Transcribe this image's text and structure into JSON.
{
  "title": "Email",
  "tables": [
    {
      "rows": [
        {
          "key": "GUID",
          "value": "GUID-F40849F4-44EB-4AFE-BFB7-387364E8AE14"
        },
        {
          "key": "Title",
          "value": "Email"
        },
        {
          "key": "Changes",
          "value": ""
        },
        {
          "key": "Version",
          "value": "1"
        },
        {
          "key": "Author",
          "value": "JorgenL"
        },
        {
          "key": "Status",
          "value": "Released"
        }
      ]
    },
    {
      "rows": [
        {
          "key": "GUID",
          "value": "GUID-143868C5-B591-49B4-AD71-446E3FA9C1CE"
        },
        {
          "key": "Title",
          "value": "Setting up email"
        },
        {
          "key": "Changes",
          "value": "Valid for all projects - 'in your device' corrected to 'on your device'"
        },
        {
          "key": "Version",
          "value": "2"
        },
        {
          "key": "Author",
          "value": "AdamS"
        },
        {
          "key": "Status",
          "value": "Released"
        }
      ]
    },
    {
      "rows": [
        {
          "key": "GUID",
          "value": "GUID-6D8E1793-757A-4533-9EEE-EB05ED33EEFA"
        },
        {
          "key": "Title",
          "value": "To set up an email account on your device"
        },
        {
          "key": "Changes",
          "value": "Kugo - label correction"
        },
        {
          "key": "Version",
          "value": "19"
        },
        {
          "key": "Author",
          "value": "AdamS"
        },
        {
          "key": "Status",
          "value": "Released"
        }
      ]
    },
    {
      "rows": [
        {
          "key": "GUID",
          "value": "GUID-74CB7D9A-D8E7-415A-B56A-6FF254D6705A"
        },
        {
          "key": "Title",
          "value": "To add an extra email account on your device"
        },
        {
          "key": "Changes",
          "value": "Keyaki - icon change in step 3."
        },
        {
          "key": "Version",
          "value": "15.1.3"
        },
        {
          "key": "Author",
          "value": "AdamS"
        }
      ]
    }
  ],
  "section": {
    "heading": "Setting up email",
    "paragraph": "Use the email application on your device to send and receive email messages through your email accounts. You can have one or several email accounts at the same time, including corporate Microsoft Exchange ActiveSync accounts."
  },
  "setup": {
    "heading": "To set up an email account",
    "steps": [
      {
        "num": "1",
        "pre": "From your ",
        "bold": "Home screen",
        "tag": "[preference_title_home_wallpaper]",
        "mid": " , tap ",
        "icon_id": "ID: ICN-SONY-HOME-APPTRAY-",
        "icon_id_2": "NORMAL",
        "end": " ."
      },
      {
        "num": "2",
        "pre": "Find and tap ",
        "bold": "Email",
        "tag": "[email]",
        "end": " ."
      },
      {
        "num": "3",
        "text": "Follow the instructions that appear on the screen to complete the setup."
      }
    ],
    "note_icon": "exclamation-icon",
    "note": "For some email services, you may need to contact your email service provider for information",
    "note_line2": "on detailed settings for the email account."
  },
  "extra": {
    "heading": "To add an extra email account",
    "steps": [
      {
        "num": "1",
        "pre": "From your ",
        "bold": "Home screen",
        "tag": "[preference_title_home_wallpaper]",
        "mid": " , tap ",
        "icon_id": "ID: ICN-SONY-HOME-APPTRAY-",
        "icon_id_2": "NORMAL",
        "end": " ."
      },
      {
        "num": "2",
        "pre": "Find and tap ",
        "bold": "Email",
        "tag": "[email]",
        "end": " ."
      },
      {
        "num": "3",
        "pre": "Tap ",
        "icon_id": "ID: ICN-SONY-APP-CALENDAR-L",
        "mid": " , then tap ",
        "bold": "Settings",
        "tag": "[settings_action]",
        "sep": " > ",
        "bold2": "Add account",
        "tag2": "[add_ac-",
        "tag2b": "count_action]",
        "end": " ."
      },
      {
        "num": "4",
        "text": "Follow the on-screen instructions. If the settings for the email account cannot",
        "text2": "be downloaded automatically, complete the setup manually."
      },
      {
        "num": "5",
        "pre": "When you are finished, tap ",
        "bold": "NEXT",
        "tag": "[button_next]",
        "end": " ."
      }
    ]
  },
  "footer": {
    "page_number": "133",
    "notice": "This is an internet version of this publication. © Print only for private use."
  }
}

---------------

*Do this*.
Using the entries above, return each line in which the word "your" occurs.

*Output for this task*.
          "value": "Valid for all projects - 'in your device' corrected to 'on your device'"
          "value": "To set up an email account on your device"
          "value": "To add an extra email account on your device"
    "paragraph": "Use the email application on your device to send and receive email messages through your email accounts. You can have one or several email accounts at the same time, including corporate Microsoft Exchange ActiveSync accounts."
        "pre": "From your ",
    "note": "For some email services, you may need to contact your email service provider for information",
        "pre": "From your ",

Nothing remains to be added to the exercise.